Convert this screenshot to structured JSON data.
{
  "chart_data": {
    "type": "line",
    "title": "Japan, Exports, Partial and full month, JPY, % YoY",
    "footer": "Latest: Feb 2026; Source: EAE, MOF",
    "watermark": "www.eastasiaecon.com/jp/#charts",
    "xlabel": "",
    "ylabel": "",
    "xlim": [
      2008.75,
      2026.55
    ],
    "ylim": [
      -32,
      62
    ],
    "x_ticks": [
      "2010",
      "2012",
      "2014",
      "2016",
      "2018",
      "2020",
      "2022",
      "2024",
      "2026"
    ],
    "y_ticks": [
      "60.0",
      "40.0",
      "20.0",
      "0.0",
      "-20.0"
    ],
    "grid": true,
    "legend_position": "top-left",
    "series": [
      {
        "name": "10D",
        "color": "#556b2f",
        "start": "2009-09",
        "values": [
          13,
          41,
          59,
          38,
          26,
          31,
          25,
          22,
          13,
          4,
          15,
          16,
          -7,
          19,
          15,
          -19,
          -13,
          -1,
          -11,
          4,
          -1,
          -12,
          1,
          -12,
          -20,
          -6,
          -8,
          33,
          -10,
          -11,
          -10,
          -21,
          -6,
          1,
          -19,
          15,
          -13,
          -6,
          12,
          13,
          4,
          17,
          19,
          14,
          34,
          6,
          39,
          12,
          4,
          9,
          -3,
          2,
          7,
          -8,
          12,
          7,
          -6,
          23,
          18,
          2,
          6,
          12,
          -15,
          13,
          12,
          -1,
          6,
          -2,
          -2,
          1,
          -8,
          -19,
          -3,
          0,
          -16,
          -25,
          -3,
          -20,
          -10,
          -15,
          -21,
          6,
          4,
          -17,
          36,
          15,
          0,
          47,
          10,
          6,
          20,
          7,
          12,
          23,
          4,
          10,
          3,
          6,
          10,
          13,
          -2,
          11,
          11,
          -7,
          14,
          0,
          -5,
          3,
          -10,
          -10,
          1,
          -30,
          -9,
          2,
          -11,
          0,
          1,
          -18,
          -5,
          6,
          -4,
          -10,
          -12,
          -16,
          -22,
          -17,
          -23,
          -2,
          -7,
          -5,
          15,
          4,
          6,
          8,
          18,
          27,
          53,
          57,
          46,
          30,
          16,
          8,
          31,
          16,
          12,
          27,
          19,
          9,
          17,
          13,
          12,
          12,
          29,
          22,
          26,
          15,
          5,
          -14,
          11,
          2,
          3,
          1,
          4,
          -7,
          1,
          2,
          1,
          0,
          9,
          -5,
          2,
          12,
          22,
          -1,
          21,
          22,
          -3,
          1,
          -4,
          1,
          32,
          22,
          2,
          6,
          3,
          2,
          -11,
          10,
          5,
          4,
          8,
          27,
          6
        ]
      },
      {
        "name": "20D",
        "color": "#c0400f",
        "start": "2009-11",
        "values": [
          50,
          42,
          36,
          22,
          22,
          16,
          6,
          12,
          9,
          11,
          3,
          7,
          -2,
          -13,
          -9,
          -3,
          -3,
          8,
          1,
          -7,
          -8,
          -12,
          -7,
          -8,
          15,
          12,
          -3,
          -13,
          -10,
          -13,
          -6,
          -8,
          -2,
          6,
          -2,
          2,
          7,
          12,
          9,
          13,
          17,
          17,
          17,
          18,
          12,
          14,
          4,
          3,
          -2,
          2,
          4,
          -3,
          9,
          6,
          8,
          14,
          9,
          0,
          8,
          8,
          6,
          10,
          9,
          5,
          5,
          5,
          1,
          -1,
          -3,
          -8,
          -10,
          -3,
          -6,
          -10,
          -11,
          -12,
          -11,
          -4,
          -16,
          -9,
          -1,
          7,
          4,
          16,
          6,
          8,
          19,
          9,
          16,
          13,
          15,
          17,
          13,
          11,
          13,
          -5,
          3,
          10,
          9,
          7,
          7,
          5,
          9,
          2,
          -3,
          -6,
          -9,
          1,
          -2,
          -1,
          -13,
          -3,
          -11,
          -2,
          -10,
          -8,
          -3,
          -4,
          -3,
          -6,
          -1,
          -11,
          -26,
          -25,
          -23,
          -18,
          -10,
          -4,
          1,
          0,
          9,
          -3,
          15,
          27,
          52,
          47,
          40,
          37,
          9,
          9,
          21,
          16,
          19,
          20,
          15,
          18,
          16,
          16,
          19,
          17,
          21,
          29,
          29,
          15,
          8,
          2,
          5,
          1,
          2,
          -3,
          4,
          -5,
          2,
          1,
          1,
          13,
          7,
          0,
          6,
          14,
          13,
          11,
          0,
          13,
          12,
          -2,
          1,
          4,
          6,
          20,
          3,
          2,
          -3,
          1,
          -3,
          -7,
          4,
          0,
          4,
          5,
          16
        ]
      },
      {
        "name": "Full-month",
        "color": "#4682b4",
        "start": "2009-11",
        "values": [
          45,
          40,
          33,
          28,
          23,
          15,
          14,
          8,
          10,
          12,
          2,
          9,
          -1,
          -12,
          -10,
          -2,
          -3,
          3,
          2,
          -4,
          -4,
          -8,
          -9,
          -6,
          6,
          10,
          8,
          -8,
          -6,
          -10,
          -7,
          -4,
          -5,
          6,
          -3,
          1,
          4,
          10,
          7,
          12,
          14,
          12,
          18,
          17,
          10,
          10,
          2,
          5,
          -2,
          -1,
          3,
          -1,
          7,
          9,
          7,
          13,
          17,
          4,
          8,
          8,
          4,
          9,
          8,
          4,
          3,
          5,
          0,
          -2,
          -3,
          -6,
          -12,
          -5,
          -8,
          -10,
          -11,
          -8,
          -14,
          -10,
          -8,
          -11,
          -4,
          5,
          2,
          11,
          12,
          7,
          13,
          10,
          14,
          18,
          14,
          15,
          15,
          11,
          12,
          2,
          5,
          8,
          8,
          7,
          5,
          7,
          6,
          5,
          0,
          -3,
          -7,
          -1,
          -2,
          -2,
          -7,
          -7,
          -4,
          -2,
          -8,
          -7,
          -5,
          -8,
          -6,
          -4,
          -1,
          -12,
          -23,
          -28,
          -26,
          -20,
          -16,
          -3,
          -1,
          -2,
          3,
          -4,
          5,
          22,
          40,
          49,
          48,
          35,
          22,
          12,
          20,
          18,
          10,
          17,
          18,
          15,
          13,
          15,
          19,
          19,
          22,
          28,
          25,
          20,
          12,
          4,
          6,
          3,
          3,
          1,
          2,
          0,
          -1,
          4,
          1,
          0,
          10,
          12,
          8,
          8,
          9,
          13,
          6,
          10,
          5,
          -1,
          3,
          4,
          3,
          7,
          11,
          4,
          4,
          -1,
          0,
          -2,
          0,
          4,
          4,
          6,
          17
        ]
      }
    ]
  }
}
━━━━━━━━━━━━━━━━
◆ **REQUIRED TASK**: Take the entries above and copy them out exactly.

◆ **THE SOLUTION**:
Convert this screenshot to structured JSON data.
{
  "chart_data": {
    "type": "line",
    "title": "Japan, Exports, Partial and full month, JPY, % YoY",
    "footer": "Latest: Feb 2026; Source: EAE, MOF",
    "watermark": "www.eastasiaecon.com/jp/#charts",
    "xlabel": "",
    "ylabel": "",
    "xlim": [
      2008.75,
      2026.55
    ],
    "ylim": [
      -32,
      62
    ],
    "x_ticks": [
      "2010",
      "2012",
      "2014",
      "2016",
      "2018",
      "2020",
      "2022",
      "2024",
      "2026"
    ],
    "y_ticks": [
      "60.0",
      "40.0",
      "20.0",
      "0.0",
      "-20.0"
    ],
    "grid": true,
    "legend_position": "top-left",
    "series": [
      {
        "name": "10D",
        "color": "#556b2f",
        "start": "2009-09",
        "values": [
          13,
          41,
          59,
          38,
          26,
          31,
          25,
          22,
          13,
          4,
          15,
          16,
          -7,
          19,
          15,
          -19,
          -13,
          -1,
          -11,
          4,
          -1,
          -12,
          1,
          -12,
          -20,
          -6,
          -8,
          33,
          -10,
          -11,
          -10,
          -21,
          -6,
          1,
          -19,
          15,
          -13,
          -6,
          12,
          13,
          4,
          17,
          19,
          14,
          34,
          6,
          39,
          12,
          4,
          9,
          -3,
          2,
          7,
          -8,
          12,
          7,
          -6,
          23,
          18,
          2,
          6,
          12,
          -15,
          13,
          12,
          -1,
          6,
          -2,
          -2,
          1,
          -8,
          -19,
          -3,
          0,
          -16,
          -25,
          -3,
          -20,
          -10,
          -15,
          -21,
          6,
          4,
          -17,
          36,
          15,
          0,
          47,
          10,
          6,
          20,
          7,
          12,
          23,
          4,
          10,
          3,
          6,
          10,
          13,
          -2,
          11,
          11,
          -7,
          14,
          0,
          -5,
          3,
          -10,
          -10,
          1,
          -30,
          -9,
          2,
          -11,
          0,
          1,
          -18,
          -5,
          6,
          -4,
          -10,
          -12,
          -16,
          -22,
          -17,
          -23,
          -2,
          -7,
          -5,
          15,
          4,
          6,
          8,
          18,
          27,
          53,
          57,
          46,
          30,
          16,
          8,
          31,
          16,
          12,
          27,
          19,
          9,
          17,
          13,
          12,
          12,
          29,
          22,
          26,
          15,
          5,
          -14,
          11,
          2,
          3,
          1,
          4,
          -7,
          1,
          2,
          1,
          0,
          9,
          -5,
          2,
          12,
          22,
          -1,
          21,
          22,
          -3,
          1,
          -4,
          1,
          32,
          22,
          2,
          6,
          3,
          2,
          -11,
          10,
          5,
          4,
          8,
          27,
          6
        ]
      },
      {
        "name": "20D",
        "color": "#c0400f",
        "start": "2009-11",
        "values": [
          50,
          42,
          36,
          22,
          22,
          16,
          6,
          12,
          9,
          11,
          3,
          7,
          -2,
          -13,
          -9,
          -3,
          -3,
          8,
          1,
          -7,
          -8,
          -12,
          -7,
          -8,
          15,
          12,
          -3,
          -13,
          -10,
          -13,
          -6,
          -8,
          -2,
          6,
          -2,
          2,
          7,
          12,
          9,
          13,
          17,
          17,
          17,
          18,
          12,
          14,
          4,
          3,
          -2,
          2,
          4,
          -3,
          9,
          6,
          8,
          14,
          9,
          0,
          8,
          8,
          6,
          10,
          9,
          5,
          5,
          5,
          1,
          -1,
          -3,
          -8,
          -10,
          -3,
          -6,
          -10,
          -11,
          -12,
          -11,
          -4,
          -16,
          -9,
          -1,
          7,
          4,
          16,
          6,
          8,
          19,
          9,
          16,
          13,
          15,
          17,
          13,
          11,
          13,
          -5,
          3,
          10,
          9,
          7,
          7,
          5,
          9,
          2,
          -3,
          -6,
          -9,
          1,
          -2,
          -1,
          -13,
          -3,
          -11,
          -2,
          -10,
          -8,
          -3,
          -4,
          -3,
          -6,
          -1,
          -11,
          -26,
          -25,
          -23,
          -18,
          -10,
          -4,
          1,
          0,
          9,
          -3,
          15,
          27,
          52,
          47,
          40,
          37,
          9,
          9,
          21,
          16,
          19,
          20,
          15,
          18,
          16,
          16,
          19,
          17,
          21,
          29,
          29,
          15,
          8,
          2,
          5,
          1,
          2,
          -3,
          4,
          -5,
          2,
          1,
          1,
          13,
          7,
          0,
          6,
          14,
          13,
          11,
          0,
          13,
          12,
          -2,
          1,
          4,
          6,
          20,
          3,
          2,
          -3,
          1,
          -3,
          -7,
          4,
          0,
          4,
          5,
          16
        ]
      },
      {
        "name": "Full-month",
        "color": "#4682b4",
        "start": "2009-11",
        "values": [
          45,
          40,
          33,
          28,
          23,
          15,
          14,
          8,
          10,
          12,
          2,
          9,
          -1,
          -12,
          -10,
          -2,
          -3,
          3,
          2,
          -4,
          -4,
          -8,
          -9,
          -6,
          6,
          10,
          8,
          -8,
          -6,
          -10,
          -7,
          -4,
          -5,
          6,
          -3,
          1,
          4,
          10,
          7,
          12,
          14,
          12,
          18,
          17,
          10,
          10,
          2,
          5,
          -2,
          -1,
          3,
          -1,
          7,
          9,
          7,
          13,
          17,
          4,
          8,
          8,
          4,
          9,
          8,
          4,
          3,
          5,
          0,
          -2,
          -3,
          -6,
          -12,
          -5,
          -8,
          -10,
          -11,
          -8,
          -14,
          -10,
          -8,
          -11,
          -4,
          5,
          2,
          11,
          12,
          7,
          13,
          10,
          14,
          18,
          14,
          15,
          15,
          11,
          12,
          2,
          5,
          8,
          8,
          7,
          5,
          7,
          6,
          5,
          0,
          -3,
          -7,
          -1,
          -2,
          -2,
          -7,
          -7,
          -4,
          -2,
          -8,
          -7,
          -5,
          -8,
          -6,
          -4,
          -1,
          -12,
          -23,
          -28,
          -26,
          -20,
          -16,
          -3,
          -1,
          -2,
          3,
          -4,
          5,
          22,
          40,
          49,
          48,
          35,
          22,
          12,
          20,
          18,
          10,
          17,
          18,
          15,
          13,
          15,
          19,
          19,
          22,
          28,
          25,
          20,
          12,
          4,
          6,
          3,
          3,
          1,
          2,
          0,
          -1,
          4,
          1,
          0,
          10,
          12,
          8,
          8,
          9,
          13,
          6,
          10,
          5,
          -1,
          3,
          4,
          3,
          7,
          11,
          4,
          4,
          -1,
          0,
          -2,
          0,
          4,
          4,
          6,
          17
        ]
      }
    ]
  }
}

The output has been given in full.